=== Begin Enclosure ===

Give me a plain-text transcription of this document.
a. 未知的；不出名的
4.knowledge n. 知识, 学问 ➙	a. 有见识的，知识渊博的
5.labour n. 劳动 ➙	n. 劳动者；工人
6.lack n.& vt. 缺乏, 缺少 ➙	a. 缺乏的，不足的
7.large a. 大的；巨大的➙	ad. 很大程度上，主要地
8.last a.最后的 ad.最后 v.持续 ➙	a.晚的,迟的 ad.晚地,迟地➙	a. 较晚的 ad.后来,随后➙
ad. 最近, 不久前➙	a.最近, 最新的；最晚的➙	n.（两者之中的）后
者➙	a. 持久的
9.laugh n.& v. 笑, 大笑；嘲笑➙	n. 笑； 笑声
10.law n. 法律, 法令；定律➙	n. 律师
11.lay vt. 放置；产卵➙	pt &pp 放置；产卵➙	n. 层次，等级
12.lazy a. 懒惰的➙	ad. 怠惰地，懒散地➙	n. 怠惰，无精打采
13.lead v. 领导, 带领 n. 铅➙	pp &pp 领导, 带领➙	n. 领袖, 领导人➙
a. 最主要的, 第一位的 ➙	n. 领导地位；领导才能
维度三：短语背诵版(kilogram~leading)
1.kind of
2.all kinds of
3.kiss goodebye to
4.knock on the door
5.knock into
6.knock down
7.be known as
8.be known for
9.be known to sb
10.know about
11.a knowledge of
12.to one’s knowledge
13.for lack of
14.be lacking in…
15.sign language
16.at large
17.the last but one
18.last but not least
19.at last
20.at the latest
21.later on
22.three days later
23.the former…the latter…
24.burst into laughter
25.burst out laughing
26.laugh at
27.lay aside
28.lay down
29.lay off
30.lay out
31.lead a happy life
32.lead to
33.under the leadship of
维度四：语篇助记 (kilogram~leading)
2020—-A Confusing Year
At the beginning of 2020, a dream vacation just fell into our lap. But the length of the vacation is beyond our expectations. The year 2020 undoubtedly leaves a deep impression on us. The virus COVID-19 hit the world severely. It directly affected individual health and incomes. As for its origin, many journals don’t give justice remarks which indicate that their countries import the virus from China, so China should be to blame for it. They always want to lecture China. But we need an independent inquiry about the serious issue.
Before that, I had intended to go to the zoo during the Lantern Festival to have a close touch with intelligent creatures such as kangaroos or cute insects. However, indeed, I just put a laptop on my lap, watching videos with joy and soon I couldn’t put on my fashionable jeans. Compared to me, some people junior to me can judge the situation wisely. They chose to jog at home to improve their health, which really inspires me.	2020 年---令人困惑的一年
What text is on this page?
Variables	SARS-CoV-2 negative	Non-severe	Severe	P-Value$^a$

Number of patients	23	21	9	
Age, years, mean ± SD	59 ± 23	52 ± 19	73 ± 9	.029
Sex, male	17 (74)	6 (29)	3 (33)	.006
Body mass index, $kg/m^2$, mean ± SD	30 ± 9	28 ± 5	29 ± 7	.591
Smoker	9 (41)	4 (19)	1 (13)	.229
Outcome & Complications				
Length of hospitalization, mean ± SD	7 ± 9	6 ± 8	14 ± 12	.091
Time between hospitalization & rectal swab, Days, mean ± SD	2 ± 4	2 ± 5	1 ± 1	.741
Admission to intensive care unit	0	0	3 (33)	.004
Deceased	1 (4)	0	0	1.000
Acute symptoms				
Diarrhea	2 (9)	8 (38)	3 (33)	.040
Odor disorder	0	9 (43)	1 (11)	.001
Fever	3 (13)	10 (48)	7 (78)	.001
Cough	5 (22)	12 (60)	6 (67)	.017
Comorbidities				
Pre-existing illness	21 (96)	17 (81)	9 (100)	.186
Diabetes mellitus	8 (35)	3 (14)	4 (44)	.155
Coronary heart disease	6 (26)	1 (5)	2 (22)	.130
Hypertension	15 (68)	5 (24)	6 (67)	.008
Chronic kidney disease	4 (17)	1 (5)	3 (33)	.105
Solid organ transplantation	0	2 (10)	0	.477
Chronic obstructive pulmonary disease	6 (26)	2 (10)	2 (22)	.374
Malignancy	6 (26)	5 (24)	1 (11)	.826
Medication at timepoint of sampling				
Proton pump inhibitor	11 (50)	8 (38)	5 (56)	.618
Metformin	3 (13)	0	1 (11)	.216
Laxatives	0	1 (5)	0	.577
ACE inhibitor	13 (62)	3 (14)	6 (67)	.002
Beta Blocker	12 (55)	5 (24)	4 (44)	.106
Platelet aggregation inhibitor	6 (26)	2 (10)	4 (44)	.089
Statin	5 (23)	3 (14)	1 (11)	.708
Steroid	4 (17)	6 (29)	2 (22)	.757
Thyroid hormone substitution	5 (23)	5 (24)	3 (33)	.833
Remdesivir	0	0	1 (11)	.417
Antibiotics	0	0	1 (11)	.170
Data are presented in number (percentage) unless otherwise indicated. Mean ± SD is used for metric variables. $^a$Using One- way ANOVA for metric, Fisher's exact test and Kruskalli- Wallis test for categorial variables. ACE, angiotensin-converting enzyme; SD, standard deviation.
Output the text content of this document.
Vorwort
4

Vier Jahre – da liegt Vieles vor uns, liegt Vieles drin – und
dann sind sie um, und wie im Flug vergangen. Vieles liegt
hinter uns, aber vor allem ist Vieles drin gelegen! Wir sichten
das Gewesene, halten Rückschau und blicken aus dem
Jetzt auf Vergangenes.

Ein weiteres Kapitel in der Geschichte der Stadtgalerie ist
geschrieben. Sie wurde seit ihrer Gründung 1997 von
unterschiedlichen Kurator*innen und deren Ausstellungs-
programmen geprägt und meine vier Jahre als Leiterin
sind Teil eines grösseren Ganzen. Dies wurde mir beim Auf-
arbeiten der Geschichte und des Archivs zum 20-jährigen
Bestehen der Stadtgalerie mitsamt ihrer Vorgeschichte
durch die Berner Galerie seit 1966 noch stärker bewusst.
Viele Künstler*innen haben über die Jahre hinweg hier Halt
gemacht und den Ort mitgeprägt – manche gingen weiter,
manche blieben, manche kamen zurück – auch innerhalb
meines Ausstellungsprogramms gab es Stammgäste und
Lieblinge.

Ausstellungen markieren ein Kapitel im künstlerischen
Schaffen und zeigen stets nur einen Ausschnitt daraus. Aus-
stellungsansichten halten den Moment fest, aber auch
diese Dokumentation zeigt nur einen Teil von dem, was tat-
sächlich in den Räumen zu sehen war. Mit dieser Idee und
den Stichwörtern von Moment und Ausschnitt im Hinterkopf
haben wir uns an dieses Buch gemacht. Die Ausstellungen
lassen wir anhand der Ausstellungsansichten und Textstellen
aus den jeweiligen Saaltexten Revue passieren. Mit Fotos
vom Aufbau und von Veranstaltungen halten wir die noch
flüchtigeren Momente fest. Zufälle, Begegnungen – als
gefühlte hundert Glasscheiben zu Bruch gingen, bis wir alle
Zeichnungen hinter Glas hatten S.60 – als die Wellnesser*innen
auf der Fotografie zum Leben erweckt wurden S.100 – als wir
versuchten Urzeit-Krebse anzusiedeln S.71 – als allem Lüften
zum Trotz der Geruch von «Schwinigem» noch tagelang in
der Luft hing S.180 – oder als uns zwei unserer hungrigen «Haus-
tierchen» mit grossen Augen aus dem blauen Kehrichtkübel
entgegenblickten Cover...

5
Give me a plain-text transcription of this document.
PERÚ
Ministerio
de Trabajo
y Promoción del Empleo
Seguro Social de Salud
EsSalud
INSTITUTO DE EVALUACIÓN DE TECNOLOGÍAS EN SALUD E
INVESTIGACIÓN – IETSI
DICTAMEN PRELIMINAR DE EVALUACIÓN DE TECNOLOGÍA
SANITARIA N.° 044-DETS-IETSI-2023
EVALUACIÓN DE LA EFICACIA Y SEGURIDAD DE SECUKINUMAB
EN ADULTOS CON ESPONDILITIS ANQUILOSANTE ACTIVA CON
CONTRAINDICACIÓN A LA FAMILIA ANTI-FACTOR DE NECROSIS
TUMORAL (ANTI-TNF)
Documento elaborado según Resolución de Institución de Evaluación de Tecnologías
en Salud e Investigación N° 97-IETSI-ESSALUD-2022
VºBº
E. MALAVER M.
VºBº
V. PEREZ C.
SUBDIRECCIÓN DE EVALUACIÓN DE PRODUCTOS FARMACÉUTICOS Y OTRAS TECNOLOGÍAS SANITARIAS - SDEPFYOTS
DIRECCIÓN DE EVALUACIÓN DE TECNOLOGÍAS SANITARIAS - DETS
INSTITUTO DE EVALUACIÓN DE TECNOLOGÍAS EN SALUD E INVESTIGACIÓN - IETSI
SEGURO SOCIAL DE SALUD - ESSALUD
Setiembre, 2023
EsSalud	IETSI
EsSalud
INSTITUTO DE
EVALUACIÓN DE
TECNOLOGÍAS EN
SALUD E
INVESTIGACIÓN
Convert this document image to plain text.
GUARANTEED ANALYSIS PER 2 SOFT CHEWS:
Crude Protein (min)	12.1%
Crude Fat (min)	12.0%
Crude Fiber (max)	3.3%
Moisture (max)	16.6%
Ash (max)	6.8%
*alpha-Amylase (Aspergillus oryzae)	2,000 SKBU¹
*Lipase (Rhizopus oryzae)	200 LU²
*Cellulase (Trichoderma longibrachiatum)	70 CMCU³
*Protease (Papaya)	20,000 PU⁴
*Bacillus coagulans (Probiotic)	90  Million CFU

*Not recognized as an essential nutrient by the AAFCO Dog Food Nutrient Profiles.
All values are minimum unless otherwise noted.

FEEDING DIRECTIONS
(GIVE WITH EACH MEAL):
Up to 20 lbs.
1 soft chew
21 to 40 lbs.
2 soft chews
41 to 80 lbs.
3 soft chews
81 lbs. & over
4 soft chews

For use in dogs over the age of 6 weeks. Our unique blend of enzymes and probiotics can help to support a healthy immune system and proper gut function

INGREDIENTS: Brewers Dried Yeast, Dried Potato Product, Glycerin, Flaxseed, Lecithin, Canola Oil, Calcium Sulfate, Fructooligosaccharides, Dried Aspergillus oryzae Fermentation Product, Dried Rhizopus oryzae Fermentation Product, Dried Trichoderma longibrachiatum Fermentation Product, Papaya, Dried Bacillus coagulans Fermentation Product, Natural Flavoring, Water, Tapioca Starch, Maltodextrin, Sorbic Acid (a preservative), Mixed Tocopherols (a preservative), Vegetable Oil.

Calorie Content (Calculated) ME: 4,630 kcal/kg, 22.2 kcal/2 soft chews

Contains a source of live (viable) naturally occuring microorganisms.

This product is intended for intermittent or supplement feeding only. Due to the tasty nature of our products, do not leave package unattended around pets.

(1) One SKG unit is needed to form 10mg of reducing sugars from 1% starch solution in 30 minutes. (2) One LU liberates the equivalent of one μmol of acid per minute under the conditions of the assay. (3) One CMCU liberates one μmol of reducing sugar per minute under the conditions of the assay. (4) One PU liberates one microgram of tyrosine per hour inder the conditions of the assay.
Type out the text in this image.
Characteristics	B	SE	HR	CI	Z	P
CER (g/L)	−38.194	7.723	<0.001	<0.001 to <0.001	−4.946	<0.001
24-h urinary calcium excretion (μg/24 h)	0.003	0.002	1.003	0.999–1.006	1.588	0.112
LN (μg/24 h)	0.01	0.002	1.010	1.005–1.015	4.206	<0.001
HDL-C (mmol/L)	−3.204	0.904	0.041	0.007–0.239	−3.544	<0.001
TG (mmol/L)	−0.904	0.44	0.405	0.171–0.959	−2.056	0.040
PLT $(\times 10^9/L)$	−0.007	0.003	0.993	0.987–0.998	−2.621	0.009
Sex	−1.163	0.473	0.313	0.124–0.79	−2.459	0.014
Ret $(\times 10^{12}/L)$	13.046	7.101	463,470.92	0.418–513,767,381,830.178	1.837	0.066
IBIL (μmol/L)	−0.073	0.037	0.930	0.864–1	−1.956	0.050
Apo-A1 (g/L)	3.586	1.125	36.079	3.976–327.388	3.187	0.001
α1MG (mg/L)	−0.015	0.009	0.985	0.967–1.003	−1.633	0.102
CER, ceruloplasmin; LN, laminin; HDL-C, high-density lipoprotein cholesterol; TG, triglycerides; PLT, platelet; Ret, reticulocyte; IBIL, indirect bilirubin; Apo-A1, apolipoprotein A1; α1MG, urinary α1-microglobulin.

=== End Enclosure ===

◆ Exercise requirements ◆
Scan the material above. Extract every line in which the word "Teil" occurs.

◆ Output of the task ◆
sind Teil eines grösseren Ganzen. Dies wurde mir beim Auf-
diese Dokumentation zeigt nur einen Teil von dem, was tat-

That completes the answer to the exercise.